EXERCISE AIM: Every entry must be copied word for word.

□ □ □ □

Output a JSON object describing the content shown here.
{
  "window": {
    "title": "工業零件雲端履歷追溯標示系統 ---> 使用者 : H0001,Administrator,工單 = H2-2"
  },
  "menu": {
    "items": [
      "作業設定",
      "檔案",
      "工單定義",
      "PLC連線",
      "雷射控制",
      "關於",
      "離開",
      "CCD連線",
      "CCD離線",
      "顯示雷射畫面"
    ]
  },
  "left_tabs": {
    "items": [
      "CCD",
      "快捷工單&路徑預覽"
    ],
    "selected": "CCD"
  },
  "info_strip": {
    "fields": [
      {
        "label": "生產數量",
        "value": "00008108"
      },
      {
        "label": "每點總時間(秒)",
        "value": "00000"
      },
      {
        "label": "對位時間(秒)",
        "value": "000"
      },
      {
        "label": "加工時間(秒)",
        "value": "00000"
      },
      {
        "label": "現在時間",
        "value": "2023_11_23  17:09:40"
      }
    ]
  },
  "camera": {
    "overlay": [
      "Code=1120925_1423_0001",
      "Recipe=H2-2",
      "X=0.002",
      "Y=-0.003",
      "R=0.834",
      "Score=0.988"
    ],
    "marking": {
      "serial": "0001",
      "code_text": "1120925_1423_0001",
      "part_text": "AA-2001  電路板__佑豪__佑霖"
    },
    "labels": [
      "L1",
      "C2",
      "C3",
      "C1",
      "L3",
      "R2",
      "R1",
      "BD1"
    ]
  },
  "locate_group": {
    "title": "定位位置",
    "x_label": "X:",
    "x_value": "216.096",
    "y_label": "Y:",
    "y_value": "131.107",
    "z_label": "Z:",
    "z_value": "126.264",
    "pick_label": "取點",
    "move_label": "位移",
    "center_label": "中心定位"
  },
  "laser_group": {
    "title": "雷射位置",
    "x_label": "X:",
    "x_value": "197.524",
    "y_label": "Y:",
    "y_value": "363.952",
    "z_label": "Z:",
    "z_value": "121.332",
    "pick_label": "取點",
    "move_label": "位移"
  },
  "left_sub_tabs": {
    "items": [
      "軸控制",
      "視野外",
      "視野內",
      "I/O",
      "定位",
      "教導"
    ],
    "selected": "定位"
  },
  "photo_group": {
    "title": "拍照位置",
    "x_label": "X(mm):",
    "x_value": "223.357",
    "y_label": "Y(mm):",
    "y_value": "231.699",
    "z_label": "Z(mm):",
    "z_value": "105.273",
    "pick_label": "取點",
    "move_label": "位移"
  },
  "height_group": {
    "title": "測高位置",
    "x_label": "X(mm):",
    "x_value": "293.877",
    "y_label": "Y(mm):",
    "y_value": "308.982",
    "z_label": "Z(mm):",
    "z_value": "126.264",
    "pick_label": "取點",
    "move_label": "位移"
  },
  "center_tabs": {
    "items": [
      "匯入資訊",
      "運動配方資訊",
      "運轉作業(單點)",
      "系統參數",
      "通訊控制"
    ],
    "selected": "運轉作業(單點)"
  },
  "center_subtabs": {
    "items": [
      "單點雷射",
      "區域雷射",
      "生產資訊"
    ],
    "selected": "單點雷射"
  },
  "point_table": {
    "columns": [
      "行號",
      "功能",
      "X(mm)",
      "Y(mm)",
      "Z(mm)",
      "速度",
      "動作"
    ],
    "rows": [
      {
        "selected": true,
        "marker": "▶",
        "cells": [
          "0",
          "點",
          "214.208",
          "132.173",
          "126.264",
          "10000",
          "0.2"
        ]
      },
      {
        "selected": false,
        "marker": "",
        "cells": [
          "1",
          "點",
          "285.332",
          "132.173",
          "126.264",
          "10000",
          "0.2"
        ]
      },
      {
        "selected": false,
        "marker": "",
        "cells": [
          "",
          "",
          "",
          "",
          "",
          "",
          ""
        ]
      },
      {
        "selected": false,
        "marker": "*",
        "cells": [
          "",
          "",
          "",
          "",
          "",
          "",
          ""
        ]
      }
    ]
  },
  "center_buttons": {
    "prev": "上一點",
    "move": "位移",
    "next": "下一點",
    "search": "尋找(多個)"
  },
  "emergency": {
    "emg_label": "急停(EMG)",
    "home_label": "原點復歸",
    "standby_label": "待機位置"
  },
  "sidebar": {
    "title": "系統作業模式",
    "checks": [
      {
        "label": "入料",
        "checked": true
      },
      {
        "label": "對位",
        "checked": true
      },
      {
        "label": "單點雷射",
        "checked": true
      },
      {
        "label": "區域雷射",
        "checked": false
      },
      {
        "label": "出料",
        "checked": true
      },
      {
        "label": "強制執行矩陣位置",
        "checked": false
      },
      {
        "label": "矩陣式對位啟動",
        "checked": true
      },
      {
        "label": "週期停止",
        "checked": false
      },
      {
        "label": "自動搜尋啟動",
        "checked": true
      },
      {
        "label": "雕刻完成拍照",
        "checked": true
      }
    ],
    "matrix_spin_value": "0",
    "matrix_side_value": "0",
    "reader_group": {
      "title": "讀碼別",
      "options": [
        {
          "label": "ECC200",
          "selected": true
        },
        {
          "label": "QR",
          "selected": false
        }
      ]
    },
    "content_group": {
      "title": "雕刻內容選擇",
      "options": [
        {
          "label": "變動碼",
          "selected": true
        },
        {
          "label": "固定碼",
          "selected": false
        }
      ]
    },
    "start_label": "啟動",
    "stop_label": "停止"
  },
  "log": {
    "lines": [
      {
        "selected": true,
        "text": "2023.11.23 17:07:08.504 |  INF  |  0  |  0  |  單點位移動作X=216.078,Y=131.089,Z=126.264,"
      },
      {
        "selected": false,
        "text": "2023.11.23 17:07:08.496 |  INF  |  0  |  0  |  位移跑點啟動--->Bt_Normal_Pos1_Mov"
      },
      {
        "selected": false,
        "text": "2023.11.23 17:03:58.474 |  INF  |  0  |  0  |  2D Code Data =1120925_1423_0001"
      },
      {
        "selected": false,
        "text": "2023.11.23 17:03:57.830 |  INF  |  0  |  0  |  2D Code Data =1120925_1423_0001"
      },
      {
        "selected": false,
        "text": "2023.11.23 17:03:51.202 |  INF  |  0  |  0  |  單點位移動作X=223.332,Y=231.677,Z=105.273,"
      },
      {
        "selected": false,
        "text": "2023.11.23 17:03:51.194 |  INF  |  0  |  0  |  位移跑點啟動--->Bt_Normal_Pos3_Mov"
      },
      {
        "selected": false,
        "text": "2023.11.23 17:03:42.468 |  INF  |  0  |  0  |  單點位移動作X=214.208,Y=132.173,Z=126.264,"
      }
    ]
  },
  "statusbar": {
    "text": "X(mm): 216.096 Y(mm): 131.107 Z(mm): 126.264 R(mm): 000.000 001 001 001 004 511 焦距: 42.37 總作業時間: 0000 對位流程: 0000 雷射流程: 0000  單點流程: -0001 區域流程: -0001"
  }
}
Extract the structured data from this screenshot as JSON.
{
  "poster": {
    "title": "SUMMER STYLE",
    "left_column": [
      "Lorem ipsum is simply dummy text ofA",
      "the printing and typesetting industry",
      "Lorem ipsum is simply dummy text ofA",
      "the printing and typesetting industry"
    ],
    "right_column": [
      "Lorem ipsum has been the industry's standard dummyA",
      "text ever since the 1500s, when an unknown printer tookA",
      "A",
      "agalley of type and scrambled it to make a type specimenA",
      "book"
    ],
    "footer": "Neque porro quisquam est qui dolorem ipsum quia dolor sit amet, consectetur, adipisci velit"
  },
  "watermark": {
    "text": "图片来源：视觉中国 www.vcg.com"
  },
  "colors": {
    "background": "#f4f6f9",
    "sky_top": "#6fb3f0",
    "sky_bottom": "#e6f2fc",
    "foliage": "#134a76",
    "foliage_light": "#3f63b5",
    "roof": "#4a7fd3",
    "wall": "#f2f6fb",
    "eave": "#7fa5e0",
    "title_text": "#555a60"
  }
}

□ □ □ □

TASK OUTPUT:
Output a JSON object describing the content shown here.
{
  "window": {
    "title": "工業零件雲端履歷追溯標示系統 ---> 使用者 : H0001,Administrator,工單 = H2-2"
  },
  "menu": {
    "items": [
      "作業設定",
      "檔案",
      "工單定義",
      "PLC連線",
      "雷射控制",
      "關於",
      "離開",
      "CCD連線",
      "CCD離線",
      "顯示雷射畫面"
    ]
  },
  "left_tabs": {
    "items": [
      "CCD",
      "快捷工單&路徑預覽"
    ],
    "selected": "CCD"
  },
  "info_strip": {
    "fields": [
      {
        "label": "生產數量",
        "value": "00008108"
      },
      {
        "label": "每點總時間(秒)",
        "value": "00000"
      },
      {
        "label": "對位時間(秒)",
        "value": "000"
      },
      {
        "label": "加工時間(秒)",
        "value": "00000"
      },
      {
        "label": "現在時間",
        "value": "2023_11_23  17:09:40"
      }
    ]
  },
  "camera": {
    "overlay": [
      "Code=1120925_1423_0001",
      "Recipe=H2-2",
      "X=0.002",
      "Y=-0.003",
      "R=0.834",
      "Score=0.988"
    ],
    "marking": {
      "serial": "0001",
      "code_text": "1120925_1423_0001",
      "part_text": "AA-2001  電路板__佑豪__佑霖"
    },
    "labels": [
      "L1",
      "C2",
      "C3",
      "C1",
      "L3",
      "R2",
      "R1",
      "BD1"
    ]
  },
  "locate_group": {
    "title": "定位位置",
    "x_label": "X:",
    "x_value": "216.096",
    "y_label": "Y:",
    "y_value": "131.107",
    "z_label": "Z:",
    "z_value": "126.264",
    "pick_label": "取點",
    "move_label": "位移",
    "center_label": "中心定位"
  },
  "laser_group": {
    "title": "雷射位置",
    "x_label": "X:",
    "x_value": "197.524",
    "y_label": "Y:",
    "y_value": "363.952",
    "z_label": "Z:",
    "z_value": "121.332",
    "pick_label": "取點",
    "move_label": "位移"
  },
  "left_sub_tabs": {
    "items": [
      "軸控制",
      "視野外",
      "視野內",
      "I/O",
      "定位",
      "教導"
    ],
    "selected": "定位"
  },
  "photo_group": {
    "title": "拍照位置",
    "x_label": "X(mm):",
    "x_value": "223.357",
    "y_label": "Y(mm):",
    "y_value": "231.699",
    "z_label": "Z(mm):",
    "z_value": "105.273",
    "pick_label": "取點",
    "move_label": "位移"
  },
  "height_group": {
    "title": "測高位置",
    "x_label": "X(mm):",
    "x_value": "293.877",
    "y_label": "Y(mm):",
    "y_value": "308.982",
    "z_label": "Z(mm):",
    "z_value": "126.264",
    "pick_label": "取點",
    "move_label": "位移"
  },
  "center_tabs": {
    "items": [
      "匯入資訊",
      "運動配方資訊",
      "運轉作業(單點)",
      "系統參數",
      "通訊控制"
    ],
    "selected": "運轉作業(單點)"
  },
  "center_subtabs": {
    "items": [
      "單點雷射",
      "區域雷射",
      "生產資訊"
    ],
    "selected": "單點雷射"
  },
  "point_table": {
    "columns": [
      "行號",
      "功能",
      "X(mm)",
      "Y(mm)",
      "Z(mm)",
      "速度",
      "動作"
    ],
    "rows": [
      {
        "selected": true,
        "marker": "▶",
        "cells": [
          "0",
          "點",
          "214.208",
          "132.173",
          "126.264",
          "10000",
          "0.2"
        ]
      },
      {
        "selected": false,
        "marker": "",
        "cells": [
          "1",
          "點",
          "285.332",
          "132.173",
          "126.264",
          "10000",
          "0.2"
        ]
      },
      {
        "selected": false,
        "marker": "",
        "cells": [
          "",
          "",
          "",
          "",
          "",
          "",
          ""
        ]
      },
      {
        "selected": false,
        "marker": "*",
        "cells": [
          "",
          "",
          "",
          "",
          "",
          "",
          ""
        ]
      }
    ]
  },
  "center_buttons": {
    "prev": "上一點",
    "move": "位移",
    "next": "下一點",
    "search": "尋找(多個)"
  },
  "emergency": {
    "emg_label": "急停(EMG)",
    "home_label": "原點復歸",
    "standby_label": "待機位置"
  },
  "sidebar": {
    "title": "系統作業模式",
    "checks": [
      {
        "label": "入料",
        "checked": true
      },
      {
        "label": "對位",
        "checked": true
      },
      {
        "label": "單點雷射",
        "checked": true
      },
      {
        "label": "區域雷射",
        "checked": false
      },
      {
        "label": "出料",
        "checked": true
      },
      {
        "label": "強制執行矩陣位置",
        "checked": false
      },
      {
        "label": "矩陣式對位啟動",
        "checked": true
      },
      {
        "label": "週期停止",
        "checked": false
      },
      {
        "label": "自動搜尋啟動",
        "checked": true
      },
      {
        "label": "雕刻完成拍照",
        "checked": true
      }
    ],
    "matrix_spin_value": "0",
    "matrix_side_value": "0",
    "reader_group": {
      "title": "讀碼別",
      "options": [
        {
          "label": "ECC200",
          "selected": true
        },
        {
          "label": "QR",
          "selected": false
        }
      ]
    },
    "content_group": {
      "title": "雕刻內容選擇",
      "options": [
        {
          "label": "變動碼",
          "selected": true
        },
        {
          "label": "固定碼",
          "selected": false
        }
      ]
    },
    "start_label": "啟動",
    "stop_label": "停止"
  },
  "log": {
    "lines": [
      {
        "selected": true,
        "text": "2023.11.23 17:07:08.504 |  INF  |  0  |  0  |  單點位移動作X=216.078,Y=131.089,Z=126.264,"
      },
      {
        "selected": false,
        "text": "2023.11.23 17:07:08.496 |  INF  |  0  |  0  |  位移跑點啟動--->Bt_Normal_Pos1_Mov"
      },
      {
        "selected": false,
        "text": "2023.11.23 17:03:58.474 |  INF  |  0  |  0  |  2D Code Data =1120925_1423_0001"
      },
      {
        "selected": false,
        "text": "2023.11.23 17:03:57.830 |  INF  |  0  |  0  |  2D Code Data =1120925_1423_0001"
      },
      {
        "selected": false,
        "text": "2023.11.23 17:03:51.202 |  INF  |  0  |  0  |  單點位移動作X=223.332,Y=231.677,Z=105.273,"
      },
      {
        "selected": false,
        "text": "2023.11.23 17:03:51.194 |  INF  |  0  |  0  |  位移跑點啟動--->Bt_Normal_Pos3_Mov"
      },
      {
        "selected": false,
        "text": "2023.11.23 17:03:42.468 |  INF  |  0  |  0  |  單點位移動作X=214.208,Y=132.173,Z=126.264,"
      }
    ]
  },
  "statusbar": {
    "text": "X(mm): 216.096 Y(mm): 131.107 Z(mm): 126.264 R(mm): 000.000 001 001 001 004 511 焦距: 42.37 總作業時間: 0000 對位流程: 0000 雷射流程: 0000  單點流程: -0001 區域流程: -0001"
  }
}
Extract the structured data from this screenshot as JSON.
{
  "poster": {
    "title": "SUMMER STYLE",
    "left_column": [
      "Lorem ipsum is simply dummy text ofA",
      "the printing and typesetting industry",
      "Lorem ipsum is simply dummy text ofA",
      "the printing and typesetting industry"
    ],
    "right_column": [
      "Lorem ipsum has been the industry's standard dummyA",
      "text ever since the 1500s, when an unknown printer tookA",
      "A",
      "agalley of type and scrambled it to make a type specimenA",
      "book"
    ],
    "footer": "Neque porro quisquam est qui dolorem ipsum quia dolor sit amet, consectetur, adipisci velit"
  },
  "watermark": {
    "text": "图片来源：视觉中国 www.vcg.com"
  },
  "colors": {
    "background": "#f4f6f9",
    "sky_top": "#6fb3f0",
    "sky_bottom": "#e6f2fc",
    "foliage": "#134a76",
    "foliage_light": "#3f63b5",
    "roof": "#4a7fd3",
    "wall": "#f2f6fb",
    "eave": "#7fa5e0",
    "title_text": "#555a60"
  }
}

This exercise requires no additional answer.